# START OF Data provided

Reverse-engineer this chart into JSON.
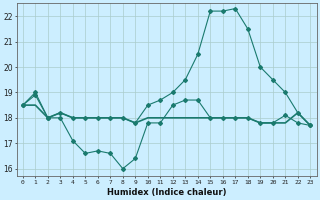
{
  "xlabel": "Humidex (Indice chaleur)",
  "x": [
    0,
    1,
    2,
    3,
    4,
    5,
    6,
    7,
    8,
    9,
    10,
    11,
    12,
    13,
    14,
    15,
    16,
    17,
    18,
    19,
    20,
    21,
    22,
    23
  ],
  "line1_y": [
    18.5,
    18.9,
    18.0,
    18.0,
    17.1,
    16.6,
    16.7,
    16.6,
    16.0,
    16.4,
    17.8,
    17.8,
    18.5,
    18.7,
    18.7,
    18.0,
    18.0,
    18.0,
    18.0,
    17.8,
    17.8,
    18.1,
    17.8,
    17.7
  ],
  "line2_y": [
    18.5,
    18.5,
    18.0,
    18.2,
    18.0,
    18.0,
    18.0,
    18.0,
    18.0,
    17.8,
    18.0,
    18.0,
    18.0,
    18.0,
    18.0,
    18.0,
    18.0,
    18.0,
    18.0,
    17.8,
    17.8,
    17.8,
    18.2,
    17.7
  ],
  "line3_y": [
    18.5,
    19.0,
    18.0,
    18.2,
    18.0,
    18.0,
    18.0,
    18.0,
    18.0,
    17.8,
    18.5,
    18.7,
    19.0,
    19.5,
    20.5,
    22.2,
    22.2,
    22.3,
    21.5,
    20.0,
    19.5,
    19.0,
    18.2,
    17.7
  ],
  "line_color": "#1a7a6e",
  "bg_color": "#cceeff",
  "grid_color": "#aacccc",
  "ylim": [
    15.7,
    22.5
  ],
  "xlim": [
    -0.5,
    23.5
  ],
  "yticks": [
    16,
    17,
    18,
    19,
    20,
    21,
    22
  ],
  "xticks": [
    0,
    1,
    2,
    3,
    4,
    5,
    6,
    7,
    8,
    9,
    10,
    11,
    12,
    13,
    14,
    15,
    16,
    17,
    18,
    19,
    20,
    21,
    22,
    23
  ]
}
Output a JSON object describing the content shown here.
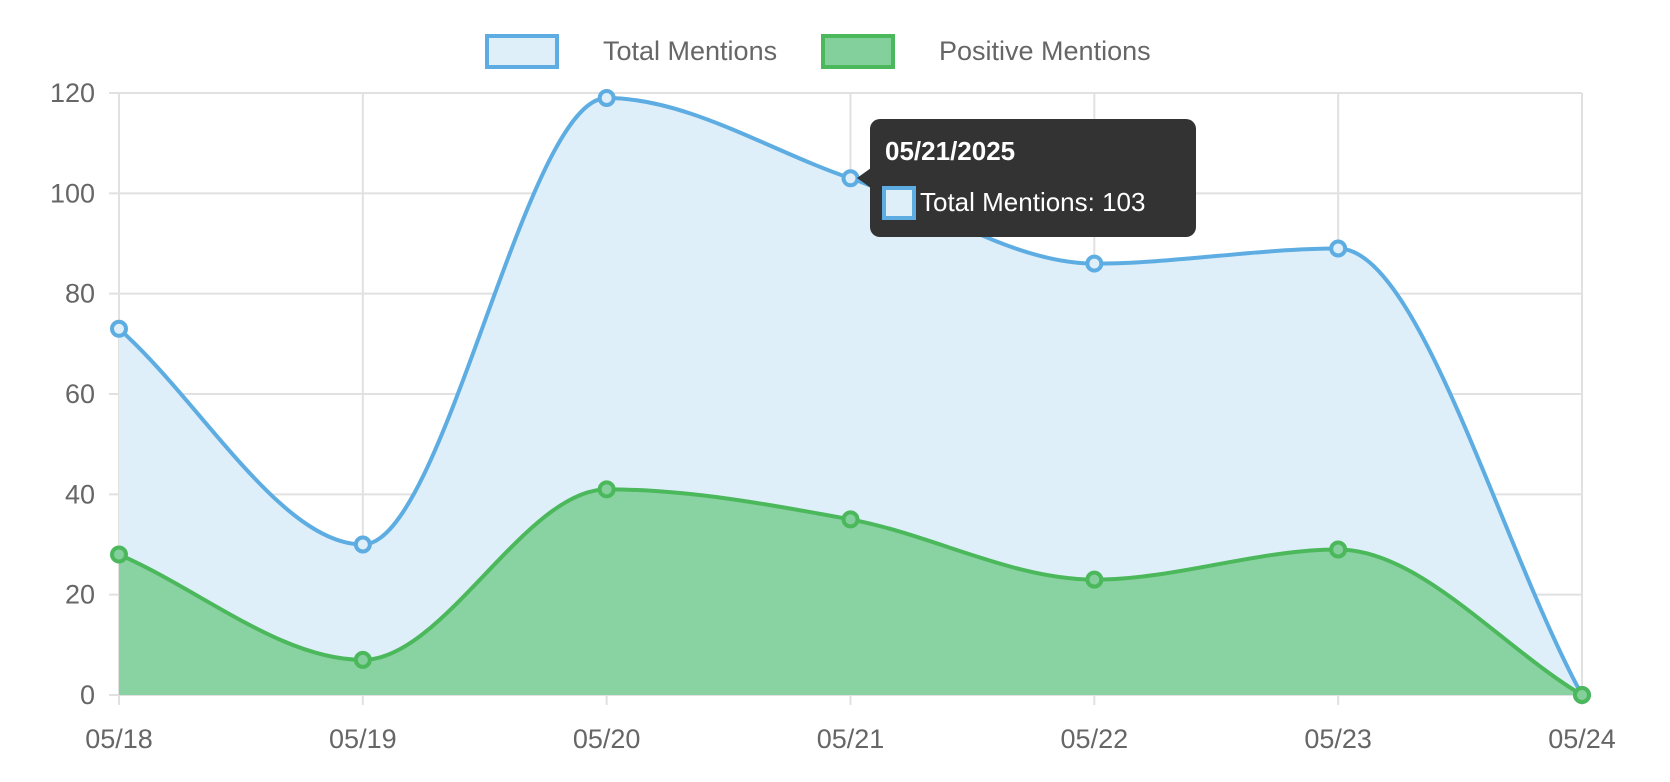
{
  "chart_data": {
    "type": "area",
    "categories": [
      "05/18",
      "05/19",
      "05/20",
      "05/21",
      "05/22",
      "05/23",
      "05/24"
    ],
    "series": [
      {
        "name": "Total Mentions",
        "values": [
          73,
          30,
          119,
          103,
          86,
          89,
          0
        ],
        "color": "#5DADE2",
        "fill": "#DFEFFA"
      },
      {
        "name": "Positive Mentions",
        "values": [
          28,
          7,
          41,
          35,
          23,
          29,
          0
        ],
        "color": "#4CB85C",
        "fill": "#84D09C"
      }
    ],
    "ylim": [
      0,
      120
    ],
    "yticks": [
      0,
      20,
      40,
      60,
      80,
      100,
      120
    ],
    "grid": true,
    "legend": "top-center",
    "tooltip": {
      "title": "05/21/2025",
      "label": "Total Mentions: 103",
      "series_index": 0,
      "point_index": 3
    }
  }
}
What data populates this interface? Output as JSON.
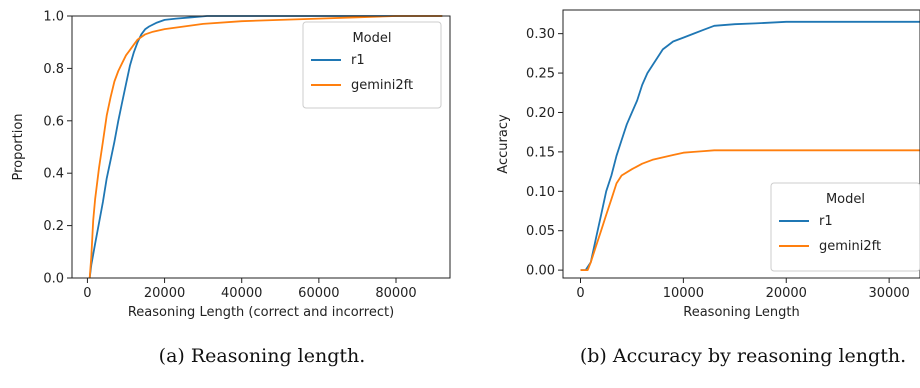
{
  "chart_data": [
    {
      "type": "line",
      "caption": "(a) Reasoning length.",
      "xlabel": "Reasoning Length (correct and incorrect)",
      "ylabel": "Proportion",
      "xlim": [
        -4000,
        94000
      ],
      "ylim": [
        0,
        1.0
      ],
      "xticks": [
        0,
        20000,
        40000,
        60000,
        80000
      ],
      "xtick_labels": [
        "0",
        "20000",
        "40000",
        "60000",
        "80000"
      ],
      "yticks": [
        0,
        0.2,
        0.4,
        0.6,
        0.8,
        1.0
      ],
      "ytick_labels": [
        "0.0",
        "0.2",
        "0.4",
        "0.6",
        "0.8",
        "1.0"
      ],
      "grid": false,
      "legend": {
        "title": "Model",
        "placement": "top-right"
      },
      "series": [
        {
          "name": "r1",
          "color": "#1f77b4",
          "points": [
            [
              600,
              0
            ],
            [
              1000,
              0.05
            ],
            [
              2000,
              0.13
            ],
            [
              3000,
              0.21
            ],
            [
              4000,
              0.29
            ],
            [
              5000,
              0.38
            ],
            [
              6000,
              0.45
            ],
            [
              7000,
              0.52
            ],
            [
              8000,
              0.6
            ],
            [
              9000,
              0.67
            ],
            [
              10000,
              0.74
            ],
            [
              11000,
              0.81
            ],
            [
              12000,
              0.86
            ],
            [
              13000,
              0.9
            ],
            [
              14000,
              0.93
            ],
            [
              15000,
              0.95
            ],
            [
              16000,
              0.96
            ],
            [
              18000,
              0.975
            ],
            [
              20000,
              0.985
            ],
            [
              23000,
              0.99
            ],
            [
              27000,
              0.995
            ],
            [
              31000,
              1.0
            ],
            [
              92000,
              1.0
            ]
          ]
        },
        {
          "name": "gemini2ft",
          "color": "#ff7f0e",
          "points": [
            [
              600,
              0
            ],
            [
              1000,
              0.08
            ],
            [
              1500,
              0.22
            ],
            [
              2000,
              0.3
            ],
            [
              3000,
              0.42
            ],
            [
              4000,
              0.52
            ],
            [
              5000,
              0.62
            ],
            [
              6000,
              0.69
            ],
            [
              7000,
              0.75
            ],
            [
              8000,
              0.79
            ],
            [
              9000,
              0.82
            ],
            [
              10000,
              0.85
            ],
            [
              11000,
              0.87
            ],
            [
              12000,
              0.89
            ],
            [
              13000,
              0.91
            ],
            [
              15000,
              0.93
            ],
            [
              17000,
              0.94
            ],
            [
              20000,
              0.95
            ],
            [
              25000,
              0.96
            ],
            [
              30000,
              0.97
            ],
            [
              40000,
              0.98
            ],
            [
              50000,
              0.985
            ],
            [
              60000,
              0.99
            ],
            [
              70000,
              0.995
            ],
            [
              80000,
              1.0
            ],
            [
              92000,
              1.0
            ]
          ]
        }
      ]
    },
    {
      "type": "line",
      "caption": "(b) Accuracy by reasoning length.",
      "xlabel": "Reasoning Length",
      "ylabel": "Accuracy",
      "xlim": [
        -1700,
        33000
      ],
      "ylim": [
        -0.01,
        0.33
      ],
      "xticks": [
        0,
        10000,
        20000,
        30000
      ],
      "xtick_labels": [
        "0",
        "10000",
        "20000",
        "30000"
      ],
      "yticks": [
        0,
        0.05,
        0.1,
        0.15,
        0.2,
        0.25,
        0.3
      ],
      "ytick_labels": [
        "0.00",
        "0.05",
        "0.10",
        "0.15",
        "0.20",
        "0.25",
        "0.30"
      ],
      "grid": false,
      "legend": {
        "title": "Model",
        "placement": "bottom-right"
      },
      "series": [
        {
          "name": "r1",
          "color": "#1f77b4",
          "points": [
            [
              0,
              0
            ],
            [
              500,
              0
            ],
            [
              1000,
              0.01
            ],
            [
              1500,
              0.04
            ],
            [
              2000,
              0.07
            ],
            [
              2500,
              0.1
            ],
            [
              3000,
              0.12
            ],
            [
              3500,
              0.145
            ],
            [
              4000,
              0.165
            ],
            [
              4500,
              0.185
            ],
            [
              5000,
              0.2
            ],
            [
              5500,
              0.215
            ],
            [
              6000,
              0.235
            ],
            [
              6500,
              0.25
            ],
            [
              7000,
              0.26
            ],
            [
              7500,
              0.27
            ],
            [
              8000,
              0.28
            ],
            [
              8500,
              0.285
            ],
            [
              9000,
              0.29
            ],
            [
              10000,
              0.295
            ],
            [
              11000,
              0.3
            ],
            [
              12000,
              0.305
            ],
            [
              13000,
              0.31
            ],
            [
              15000,
              0.312
            ],
            [
              17000,
              0.313
            ],
            [
              20000,
              0.315
            ],
            [
              25000,
              0.315
            ],
            [
              33000,
              0.315
            ]
          ]
        },
        {
          "name": "gemini2ft",
          "color": "#ff7f0e",
          "points": [
            [
              0,
              0
            ],
            [
              700,
              0
            ],
            [
              1000,
              0.01
            ],
            [
              1500,
              0.03
            ],
            [
              2000,
              0.05
            ],
            [
              2500,
              0.07
            ],
            [
              3000,
              0.09
            ],
            [
              3500,
              0.11
            ],
            [
              4000,
              0.12
            ],
            [
              5000,
              0.128
            ],
            [
              6000,
              0.135
            ],
            [
              7000,
              0.14
            ],
            [
              8000,
              0.143
            ],
            [
              9000,
              0.146
            ],
            [
              10000,
              0.149
            ],
            [
              11000,
              0.15
            ],
            [
              12000,
              0.151
            ],
            [
              13000,
              0.152
            ],
            [
              15000,
              0.152
            ],
            [
              20000,
              0.152
            ],
            [
              33000,
              0.152
            ]
          ]
        }
      ]
    }
  ]
}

# END OF Data provided

● **Exercise brief**: Copy out each line of the material that holds the word "Accuracy".

● **Finished task**:
      "caption": "(b) Accuracy by reasoning length.",
      "ylabel": "Accuracy",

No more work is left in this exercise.